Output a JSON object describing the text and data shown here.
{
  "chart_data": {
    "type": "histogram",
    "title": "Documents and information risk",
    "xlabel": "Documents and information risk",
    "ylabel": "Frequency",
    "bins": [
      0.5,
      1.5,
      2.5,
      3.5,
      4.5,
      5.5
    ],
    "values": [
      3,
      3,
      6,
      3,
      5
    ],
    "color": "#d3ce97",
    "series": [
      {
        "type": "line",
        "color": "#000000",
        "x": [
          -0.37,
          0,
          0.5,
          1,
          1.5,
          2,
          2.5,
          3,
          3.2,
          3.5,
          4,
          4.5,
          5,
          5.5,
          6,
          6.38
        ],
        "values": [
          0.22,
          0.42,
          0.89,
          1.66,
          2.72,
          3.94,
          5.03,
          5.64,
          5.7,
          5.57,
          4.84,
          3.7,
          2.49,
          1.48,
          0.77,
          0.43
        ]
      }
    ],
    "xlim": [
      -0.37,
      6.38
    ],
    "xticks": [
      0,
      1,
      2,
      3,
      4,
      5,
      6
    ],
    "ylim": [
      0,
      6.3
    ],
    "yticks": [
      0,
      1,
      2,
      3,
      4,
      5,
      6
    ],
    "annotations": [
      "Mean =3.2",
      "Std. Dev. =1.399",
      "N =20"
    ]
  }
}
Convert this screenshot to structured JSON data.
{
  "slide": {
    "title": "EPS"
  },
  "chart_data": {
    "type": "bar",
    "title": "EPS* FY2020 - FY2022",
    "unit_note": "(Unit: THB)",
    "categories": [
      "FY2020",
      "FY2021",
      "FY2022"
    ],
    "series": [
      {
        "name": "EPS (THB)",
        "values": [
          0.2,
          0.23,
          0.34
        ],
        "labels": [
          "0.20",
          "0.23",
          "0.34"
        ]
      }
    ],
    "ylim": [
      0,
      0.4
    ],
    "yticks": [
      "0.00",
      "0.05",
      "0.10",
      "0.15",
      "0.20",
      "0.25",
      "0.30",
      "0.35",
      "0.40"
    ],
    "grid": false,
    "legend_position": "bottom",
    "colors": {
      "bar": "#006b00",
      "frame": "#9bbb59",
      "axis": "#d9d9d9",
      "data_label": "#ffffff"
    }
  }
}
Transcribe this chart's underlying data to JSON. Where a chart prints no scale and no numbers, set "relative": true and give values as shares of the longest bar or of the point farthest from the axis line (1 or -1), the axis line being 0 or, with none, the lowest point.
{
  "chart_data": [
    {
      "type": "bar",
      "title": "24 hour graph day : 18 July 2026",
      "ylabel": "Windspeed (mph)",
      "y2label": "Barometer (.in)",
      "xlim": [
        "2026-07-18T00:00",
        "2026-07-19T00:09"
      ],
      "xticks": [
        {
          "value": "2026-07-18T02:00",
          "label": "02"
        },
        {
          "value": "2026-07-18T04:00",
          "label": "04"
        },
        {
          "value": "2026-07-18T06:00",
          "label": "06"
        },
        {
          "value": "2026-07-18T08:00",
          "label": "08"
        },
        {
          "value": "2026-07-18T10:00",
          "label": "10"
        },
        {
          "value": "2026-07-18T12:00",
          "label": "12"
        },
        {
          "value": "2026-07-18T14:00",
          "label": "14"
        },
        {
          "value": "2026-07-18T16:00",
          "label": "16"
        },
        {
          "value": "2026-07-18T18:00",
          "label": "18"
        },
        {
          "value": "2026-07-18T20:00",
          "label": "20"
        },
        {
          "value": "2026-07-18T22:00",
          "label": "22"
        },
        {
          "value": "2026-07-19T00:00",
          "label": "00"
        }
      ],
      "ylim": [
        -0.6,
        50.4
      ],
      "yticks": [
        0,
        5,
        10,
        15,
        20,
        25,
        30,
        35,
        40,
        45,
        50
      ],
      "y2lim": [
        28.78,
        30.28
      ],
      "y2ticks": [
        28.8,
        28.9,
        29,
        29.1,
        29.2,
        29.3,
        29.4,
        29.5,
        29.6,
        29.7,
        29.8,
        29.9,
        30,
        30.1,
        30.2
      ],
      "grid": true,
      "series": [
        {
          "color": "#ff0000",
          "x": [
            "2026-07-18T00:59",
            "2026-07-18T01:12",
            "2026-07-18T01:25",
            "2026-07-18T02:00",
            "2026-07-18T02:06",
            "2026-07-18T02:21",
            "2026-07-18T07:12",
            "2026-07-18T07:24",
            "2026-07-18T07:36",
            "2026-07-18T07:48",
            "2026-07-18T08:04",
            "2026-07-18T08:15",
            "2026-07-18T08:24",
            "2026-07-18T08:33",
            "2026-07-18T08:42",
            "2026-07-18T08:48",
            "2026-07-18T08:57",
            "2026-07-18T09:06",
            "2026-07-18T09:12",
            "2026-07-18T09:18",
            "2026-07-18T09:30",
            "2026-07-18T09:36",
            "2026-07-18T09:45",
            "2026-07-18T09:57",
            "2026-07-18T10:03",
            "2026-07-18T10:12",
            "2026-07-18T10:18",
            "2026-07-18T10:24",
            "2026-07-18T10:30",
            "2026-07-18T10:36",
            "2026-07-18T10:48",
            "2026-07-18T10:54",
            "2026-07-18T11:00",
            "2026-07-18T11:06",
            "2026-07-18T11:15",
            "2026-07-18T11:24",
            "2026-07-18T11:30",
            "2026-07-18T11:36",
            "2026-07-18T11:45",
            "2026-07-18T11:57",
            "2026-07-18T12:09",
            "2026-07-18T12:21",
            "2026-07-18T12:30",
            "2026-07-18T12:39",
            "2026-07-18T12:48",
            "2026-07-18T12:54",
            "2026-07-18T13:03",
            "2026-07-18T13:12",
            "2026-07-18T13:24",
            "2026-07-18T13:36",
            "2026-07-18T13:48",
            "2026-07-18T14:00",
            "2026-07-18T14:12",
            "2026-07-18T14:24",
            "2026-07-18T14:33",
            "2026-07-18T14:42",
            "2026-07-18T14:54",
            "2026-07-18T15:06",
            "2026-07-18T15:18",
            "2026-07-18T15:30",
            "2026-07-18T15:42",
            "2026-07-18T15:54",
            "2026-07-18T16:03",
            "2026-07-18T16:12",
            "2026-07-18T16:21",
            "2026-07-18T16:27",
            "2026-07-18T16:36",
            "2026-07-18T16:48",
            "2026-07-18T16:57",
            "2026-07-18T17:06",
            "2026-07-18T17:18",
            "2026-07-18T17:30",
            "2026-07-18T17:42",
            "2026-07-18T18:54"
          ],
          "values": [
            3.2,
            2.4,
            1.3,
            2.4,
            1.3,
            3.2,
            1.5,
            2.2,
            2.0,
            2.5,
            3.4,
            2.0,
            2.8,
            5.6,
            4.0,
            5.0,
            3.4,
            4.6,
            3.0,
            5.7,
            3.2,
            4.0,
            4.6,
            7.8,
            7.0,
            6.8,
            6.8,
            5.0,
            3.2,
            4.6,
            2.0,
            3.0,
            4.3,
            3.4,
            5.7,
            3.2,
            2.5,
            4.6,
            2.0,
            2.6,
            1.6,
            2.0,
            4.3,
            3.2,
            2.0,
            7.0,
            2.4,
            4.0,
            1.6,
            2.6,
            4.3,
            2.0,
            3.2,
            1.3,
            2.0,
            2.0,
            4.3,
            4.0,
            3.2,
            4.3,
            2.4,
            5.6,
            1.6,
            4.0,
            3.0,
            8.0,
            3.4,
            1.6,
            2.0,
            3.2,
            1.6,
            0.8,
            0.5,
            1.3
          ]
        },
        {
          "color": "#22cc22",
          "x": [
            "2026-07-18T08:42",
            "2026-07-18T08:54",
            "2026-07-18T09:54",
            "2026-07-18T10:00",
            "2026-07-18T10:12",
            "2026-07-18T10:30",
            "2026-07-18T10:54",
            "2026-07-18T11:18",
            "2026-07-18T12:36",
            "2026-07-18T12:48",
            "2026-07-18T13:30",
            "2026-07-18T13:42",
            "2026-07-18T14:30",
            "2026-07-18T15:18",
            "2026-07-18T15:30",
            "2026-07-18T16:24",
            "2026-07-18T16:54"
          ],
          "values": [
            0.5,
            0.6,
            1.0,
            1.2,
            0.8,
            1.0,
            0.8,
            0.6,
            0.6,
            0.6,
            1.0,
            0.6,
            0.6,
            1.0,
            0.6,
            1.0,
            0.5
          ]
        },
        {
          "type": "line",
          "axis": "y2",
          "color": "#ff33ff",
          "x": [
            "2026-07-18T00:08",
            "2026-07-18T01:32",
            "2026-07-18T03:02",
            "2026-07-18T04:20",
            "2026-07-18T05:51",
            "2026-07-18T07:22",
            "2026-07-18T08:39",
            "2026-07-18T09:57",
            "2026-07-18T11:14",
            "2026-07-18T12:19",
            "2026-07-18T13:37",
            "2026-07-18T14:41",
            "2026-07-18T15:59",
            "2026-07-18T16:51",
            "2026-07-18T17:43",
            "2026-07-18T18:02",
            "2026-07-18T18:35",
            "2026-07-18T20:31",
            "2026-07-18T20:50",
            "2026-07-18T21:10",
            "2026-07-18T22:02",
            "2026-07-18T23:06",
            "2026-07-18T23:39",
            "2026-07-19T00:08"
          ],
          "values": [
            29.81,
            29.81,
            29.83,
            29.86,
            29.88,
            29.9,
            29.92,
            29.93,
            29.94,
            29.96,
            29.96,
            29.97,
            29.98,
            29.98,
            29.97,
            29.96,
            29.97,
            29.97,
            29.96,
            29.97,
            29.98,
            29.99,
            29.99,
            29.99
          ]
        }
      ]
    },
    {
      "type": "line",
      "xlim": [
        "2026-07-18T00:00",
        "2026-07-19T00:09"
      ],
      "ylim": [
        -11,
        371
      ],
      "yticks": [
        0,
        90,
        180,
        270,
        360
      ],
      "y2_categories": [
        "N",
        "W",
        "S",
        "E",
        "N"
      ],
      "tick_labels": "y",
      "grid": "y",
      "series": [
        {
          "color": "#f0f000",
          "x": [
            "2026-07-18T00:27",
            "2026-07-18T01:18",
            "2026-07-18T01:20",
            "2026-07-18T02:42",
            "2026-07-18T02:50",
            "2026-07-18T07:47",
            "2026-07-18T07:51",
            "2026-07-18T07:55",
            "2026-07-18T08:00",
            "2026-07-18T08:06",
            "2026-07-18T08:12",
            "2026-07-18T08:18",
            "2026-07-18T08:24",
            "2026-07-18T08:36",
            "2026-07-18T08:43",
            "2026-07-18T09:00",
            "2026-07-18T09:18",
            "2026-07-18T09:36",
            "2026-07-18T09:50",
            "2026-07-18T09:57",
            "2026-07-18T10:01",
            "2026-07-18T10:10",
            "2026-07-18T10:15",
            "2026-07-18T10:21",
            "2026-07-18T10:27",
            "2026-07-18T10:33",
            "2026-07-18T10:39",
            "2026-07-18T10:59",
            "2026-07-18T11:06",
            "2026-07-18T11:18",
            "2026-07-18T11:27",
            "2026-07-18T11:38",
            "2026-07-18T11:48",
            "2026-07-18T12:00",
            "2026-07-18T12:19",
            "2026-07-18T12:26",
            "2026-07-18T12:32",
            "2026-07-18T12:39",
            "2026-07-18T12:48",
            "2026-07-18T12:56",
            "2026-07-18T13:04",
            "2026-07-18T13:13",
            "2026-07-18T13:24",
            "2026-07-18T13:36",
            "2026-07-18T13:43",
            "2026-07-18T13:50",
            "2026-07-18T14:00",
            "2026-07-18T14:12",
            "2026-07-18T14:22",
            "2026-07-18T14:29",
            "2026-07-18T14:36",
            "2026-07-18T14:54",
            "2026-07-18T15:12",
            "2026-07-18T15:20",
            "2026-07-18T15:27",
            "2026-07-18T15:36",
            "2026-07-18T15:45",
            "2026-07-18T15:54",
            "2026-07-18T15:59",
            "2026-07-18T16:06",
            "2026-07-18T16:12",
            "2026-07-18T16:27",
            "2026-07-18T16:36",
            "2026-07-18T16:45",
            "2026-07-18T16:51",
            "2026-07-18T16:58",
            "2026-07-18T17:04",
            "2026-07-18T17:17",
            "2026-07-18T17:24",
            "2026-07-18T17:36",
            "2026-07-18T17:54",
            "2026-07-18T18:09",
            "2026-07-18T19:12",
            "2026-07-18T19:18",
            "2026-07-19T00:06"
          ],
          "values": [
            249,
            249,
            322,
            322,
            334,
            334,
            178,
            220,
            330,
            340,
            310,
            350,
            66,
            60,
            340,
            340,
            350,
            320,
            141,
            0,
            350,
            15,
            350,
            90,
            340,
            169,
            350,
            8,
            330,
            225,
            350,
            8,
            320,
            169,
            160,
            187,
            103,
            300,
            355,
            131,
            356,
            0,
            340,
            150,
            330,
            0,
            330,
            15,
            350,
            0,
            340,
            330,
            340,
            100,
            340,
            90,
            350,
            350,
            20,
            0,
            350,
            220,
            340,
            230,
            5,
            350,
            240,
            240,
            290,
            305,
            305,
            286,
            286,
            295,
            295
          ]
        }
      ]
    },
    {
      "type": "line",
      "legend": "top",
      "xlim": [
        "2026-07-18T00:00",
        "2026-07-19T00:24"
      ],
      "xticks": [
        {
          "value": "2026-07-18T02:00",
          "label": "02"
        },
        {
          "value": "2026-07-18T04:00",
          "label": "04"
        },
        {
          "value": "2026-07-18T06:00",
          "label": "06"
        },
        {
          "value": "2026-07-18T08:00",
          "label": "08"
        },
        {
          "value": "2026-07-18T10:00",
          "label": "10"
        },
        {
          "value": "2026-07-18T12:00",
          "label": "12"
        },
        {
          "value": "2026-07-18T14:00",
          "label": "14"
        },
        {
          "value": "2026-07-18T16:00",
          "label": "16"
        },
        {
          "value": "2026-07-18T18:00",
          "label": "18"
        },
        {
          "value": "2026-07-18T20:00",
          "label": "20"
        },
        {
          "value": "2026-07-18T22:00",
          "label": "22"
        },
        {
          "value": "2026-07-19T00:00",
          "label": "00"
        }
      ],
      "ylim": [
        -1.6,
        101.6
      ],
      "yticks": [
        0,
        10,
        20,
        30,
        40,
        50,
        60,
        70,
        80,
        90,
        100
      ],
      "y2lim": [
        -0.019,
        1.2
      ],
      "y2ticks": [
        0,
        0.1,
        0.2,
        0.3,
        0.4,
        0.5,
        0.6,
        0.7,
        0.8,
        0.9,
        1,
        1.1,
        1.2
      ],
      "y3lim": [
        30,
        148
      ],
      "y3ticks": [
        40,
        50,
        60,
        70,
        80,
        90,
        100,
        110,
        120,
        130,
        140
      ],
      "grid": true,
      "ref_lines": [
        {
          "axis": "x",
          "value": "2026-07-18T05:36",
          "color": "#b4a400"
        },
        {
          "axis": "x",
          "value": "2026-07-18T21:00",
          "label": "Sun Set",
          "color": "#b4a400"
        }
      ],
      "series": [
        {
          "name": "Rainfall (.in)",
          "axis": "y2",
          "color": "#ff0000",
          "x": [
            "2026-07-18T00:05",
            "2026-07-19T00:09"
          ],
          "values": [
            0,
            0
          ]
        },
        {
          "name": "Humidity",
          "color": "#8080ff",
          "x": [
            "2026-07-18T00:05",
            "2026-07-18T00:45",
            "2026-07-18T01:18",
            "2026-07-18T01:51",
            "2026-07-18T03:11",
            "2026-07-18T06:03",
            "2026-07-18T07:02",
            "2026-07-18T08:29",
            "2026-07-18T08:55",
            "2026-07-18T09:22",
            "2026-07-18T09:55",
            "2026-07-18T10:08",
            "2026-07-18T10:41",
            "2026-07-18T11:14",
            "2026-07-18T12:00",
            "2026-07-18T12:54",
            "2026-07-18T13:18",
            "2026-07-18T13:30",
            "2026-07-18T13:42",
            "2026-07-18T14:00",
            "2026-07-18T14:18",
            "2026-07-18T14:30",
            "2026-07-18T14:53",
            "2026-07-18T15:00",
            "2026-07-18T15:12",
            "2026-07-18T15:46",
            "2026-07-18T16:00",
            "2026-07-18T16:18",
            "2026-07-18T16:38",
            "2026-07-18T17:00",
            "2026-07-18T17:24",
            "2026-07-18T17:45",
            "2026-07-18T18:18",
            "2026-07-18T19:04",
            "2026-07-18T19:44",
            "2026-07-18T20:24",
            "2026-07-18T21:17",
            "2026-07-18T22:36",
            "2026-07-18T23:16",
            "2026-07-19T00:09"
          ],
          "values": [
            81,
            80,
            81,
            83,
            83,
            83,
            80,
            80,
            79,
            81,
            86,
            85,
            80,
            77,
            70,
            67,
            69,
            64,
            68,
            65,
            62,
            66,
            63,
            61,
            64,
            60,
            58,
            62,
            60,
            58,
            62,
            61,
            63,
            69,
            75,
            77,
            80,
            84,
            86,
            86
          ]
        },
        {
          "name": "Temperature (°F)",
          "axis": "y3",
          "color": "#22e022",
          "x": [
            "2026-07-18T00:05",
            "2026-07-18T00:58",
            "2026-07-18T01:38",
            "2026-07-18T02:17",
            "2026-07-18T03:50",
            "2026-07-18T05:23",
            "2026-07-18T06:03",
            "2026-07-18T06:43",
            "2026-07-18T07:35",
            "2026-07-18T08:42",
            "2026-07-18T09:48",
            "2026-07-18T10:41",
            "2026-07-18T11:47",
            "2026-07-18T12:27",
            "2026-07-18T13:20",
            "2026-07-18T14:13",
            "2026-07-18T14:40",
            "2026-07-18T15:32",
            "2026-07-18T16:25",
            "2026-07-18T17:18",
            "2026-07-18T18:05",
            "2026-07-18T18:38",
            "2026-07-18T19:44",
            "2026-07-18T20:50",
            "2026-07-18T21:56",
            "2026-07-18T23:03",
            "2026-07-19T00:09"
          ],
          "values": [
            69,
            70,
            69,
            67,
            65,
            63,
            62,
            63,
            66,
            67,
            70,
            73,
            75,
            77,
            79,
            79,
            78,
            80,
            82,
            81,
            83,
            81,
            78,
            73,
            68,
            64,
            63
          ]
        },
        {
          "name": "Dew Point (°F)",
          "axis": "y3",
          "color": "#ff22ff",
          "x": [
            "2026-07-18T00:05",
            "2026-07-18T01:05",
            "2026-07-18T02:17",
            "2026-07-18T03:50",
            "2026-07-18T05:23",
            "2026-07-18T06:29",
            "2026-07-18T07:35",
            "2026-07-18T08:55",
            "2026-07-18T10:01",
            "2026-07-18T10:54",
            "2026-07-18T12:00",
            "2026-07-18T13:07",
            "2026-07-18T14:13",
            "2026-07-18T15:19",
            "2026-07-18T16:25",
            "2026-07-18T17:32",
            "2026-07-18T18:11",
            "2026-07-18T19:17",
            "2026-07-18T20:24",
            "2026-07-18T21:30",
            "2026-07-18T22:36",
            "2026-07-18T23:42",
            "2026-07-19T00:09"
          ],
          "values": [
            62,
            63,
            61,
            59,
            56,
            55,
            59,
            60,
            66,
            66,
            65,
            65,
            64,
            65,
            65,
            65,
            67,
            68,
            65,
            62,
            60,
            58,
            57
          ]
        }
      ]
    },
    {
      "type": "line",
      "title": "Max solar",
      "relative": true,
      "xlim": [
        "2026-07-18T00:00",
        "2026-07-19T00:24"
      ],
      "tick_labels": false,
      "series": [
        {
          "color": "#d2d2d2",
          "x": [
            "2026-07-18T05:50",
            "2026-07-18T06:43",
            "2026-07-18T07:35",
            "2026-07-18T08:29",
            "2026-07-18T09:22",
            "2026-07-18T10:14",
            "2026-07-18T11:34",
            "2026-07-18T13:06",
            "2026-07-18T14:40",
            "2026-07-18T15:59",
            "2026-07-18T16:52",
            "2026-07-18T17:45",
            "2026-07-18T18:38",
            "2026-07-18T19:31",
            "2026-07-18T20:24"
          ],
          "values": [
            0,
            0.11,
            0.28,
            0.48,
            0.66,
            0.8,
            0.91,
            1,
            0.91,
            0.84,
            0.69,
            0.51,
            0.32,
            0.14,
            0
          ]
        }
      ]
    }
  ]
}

Your objective — Extract from the material all lines containing the string "title".

Result of this exercise —
    "title": "Documents and information risk",
    "title": "EPS"
    "title": "EPS* FY2020 - FY2022",
      "title": "24 hour graph day : 18 July 2026",
      "title": "Max solar",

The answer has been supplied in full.